• [Job]: Begin with the line holding "Extract the structured" and write out each following line to the end of the data, exactly. Pictures are left out.

-- START Stored records --

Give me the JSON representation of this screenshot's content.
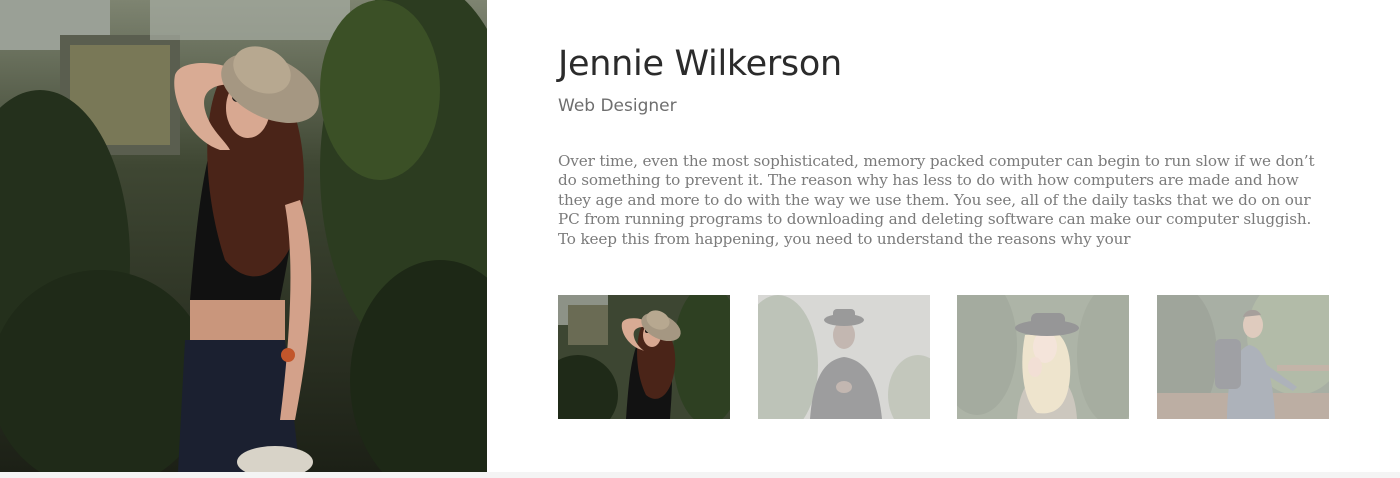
{
  "profile": {
    "name": "Jennie Wilkerson",
    "role": "Web Designer",
    "bio": "Over time, even the most sophisticated, memory packed computer can begin to run slow if we don’t do something to prevent it. The reason why has less to do with how computers are made and how they age and more to do with the way we use them. You see, all of the daily tasks that we do on our PC from running programs to downloading and deleting software can make our computer sluggish. To keep this from happening, you need to understand the reasons why your"
  },
  "hero": {
    "icon": "woman-in-hat-greenhouse-photo"
  },
  "thumbnails": [
    {
      "subject": "woman-in-hat-greenhouse",
      "active": true
    },
    {
      "subject": "man-in-hat-foggy-forest",
      "active": false
    },
    {
      "subject": "blonde-woman-black-hat",
      "active": false
    },
    {
      "subject": "hiker-with-backpack",
      "active": false
    }
  ],
  "colors": {
    "name": "#2b2b2b",
    "role": "#6e6e6e",
    "bio": "#7b7b7b",
    "background": "#ffffff",
    "page_bottom": "#f4f4f4"
  }
}
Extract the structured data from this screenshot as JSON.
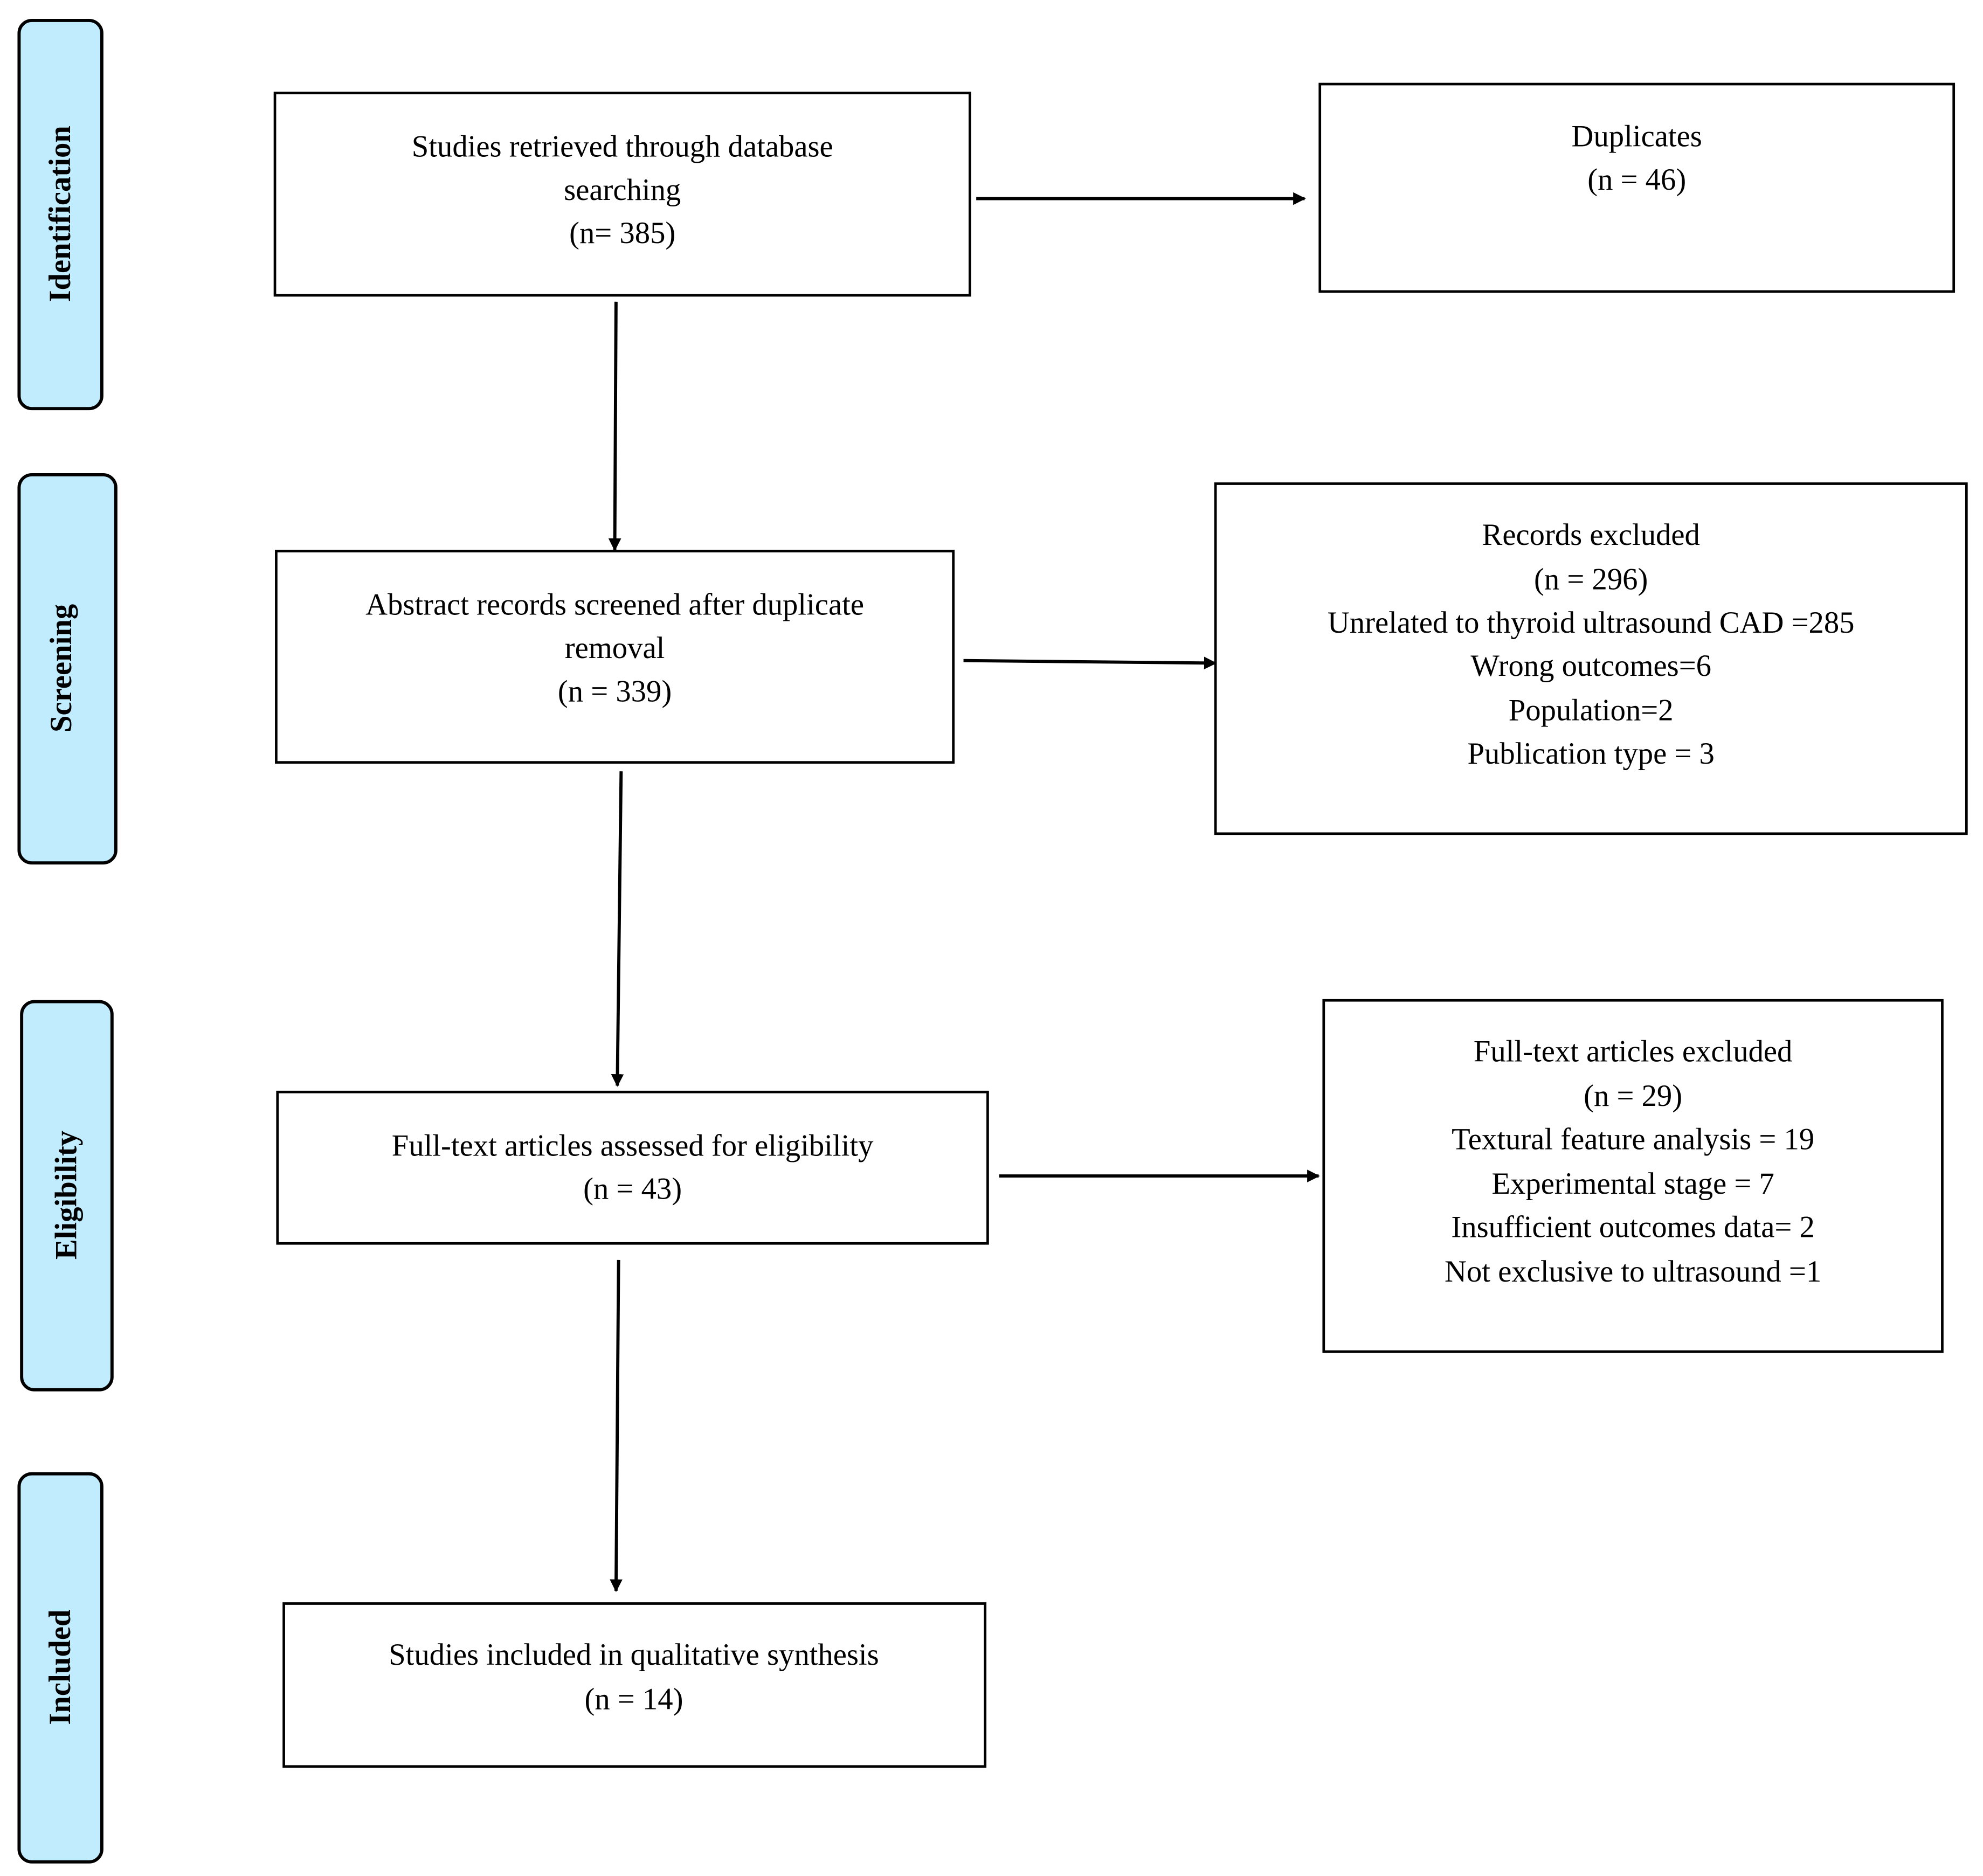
{
  "colors": {
    "stage_fill": "#c0ecfd",
    "border": "#000000"
  },
  "stages": [
    {
      "label": "Identification"
    },
    {
      "label": "Screening"
    },
    {
      "label": "Eligibility"
    },
    {
      "label": "Included"
    }
  ],
  "boxes": {
    "retrieved": {
      "lines": [
        "Studies retrieved through database",
        "searching",
        "(n= 385)"
      ]
    },
    "duplicates": {
      "lines": [
        "Duplicates",
        "(n = 46)"
      ]
    },
    "screened": {
      "lines": [
        "Abstract records screened after duplicate",
        "removal",
        "(n = 339)"
      ]
    },
    "records_excluded": {
      "lines": [
        "Records excluded",
        "(n = 296)",
        "Unrelated to thyroid ultrasound CAD =285",
        "Wrong outcomes=6",
        "Population=2",
        "Publication type = 3"
      ]
    },
    "assessed": {
      "lines": [
        "Full-text articles assessed for eligibility",
        "(n = 43)"
      ]
    },
    "fulltext_excluded": {
      "lines": [
        "Full-text articles excluded",
        "(n = 29)",
        "Textural feature analysis = 19",
        "Experimental stage = 7",
        "Insufficient outcomes data= 2",
        "Not exclusive to ultrasound =1"
      ]
    },
    "included": {
      "lines": [
        "Studies included in qualitative synthesis",
        "(n = 14)"
      ]
    }
  }
}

-- END Stored records --

• [Correct answer]:
Extract the structured data from this screenshot as JSON.
{
  "colors": {
    "stage_fill": "#c0ecfd",
    "border": "#000000"
  },
  "stages": [
    {
      "label": "Identification"
    },
    {
      "label": "Screening"
    },
    {
      "label": "Eligibility"
    },
    {
      "label": "Included"
    }
  ],
  "boxes": {
    "retrieved": {
      "lines": [
        "Studies retrieved through database",
        "searching",
        "(n= 385)"
      ]
    },
    "duplicates": {
      "lines": [
        "Duplicates",
        "(n = 46)"
      ]
    },
    "screened": {
      "lines": [
        "Abstract records screened after duplicate",
        "removal",
        "(n = 339)"
      ]
    },
    "records_excluded": {
      "lines": [
        "Records excluded",
        "(n = 296)",
        "Unrelated to thyroid ultrasound CAD =285",
        "Wrong outcomes=6",
        "Population=2",
        "Publication type = 3"
      ]
    },
    "assessed": {
      "lines": [
        "Full-text articles assessed for eligibility",
        "(n = 43)"
      ]
    },
    "fulltext_excluded": {
      "lines": [
        "Full-text articles excluded",
        "(n = 29)",
        "Textural feature analysis = 19",
        "Experimental stage = 7",
        "Insufficient outcomes data= 2",
        "Not exclusive to ultrasound =1"
      ]
    },
    "included": {
      "lines": [
        "Studies included in qualitative synthesis",
        "(n = 14)"
      ]
    }
  }
}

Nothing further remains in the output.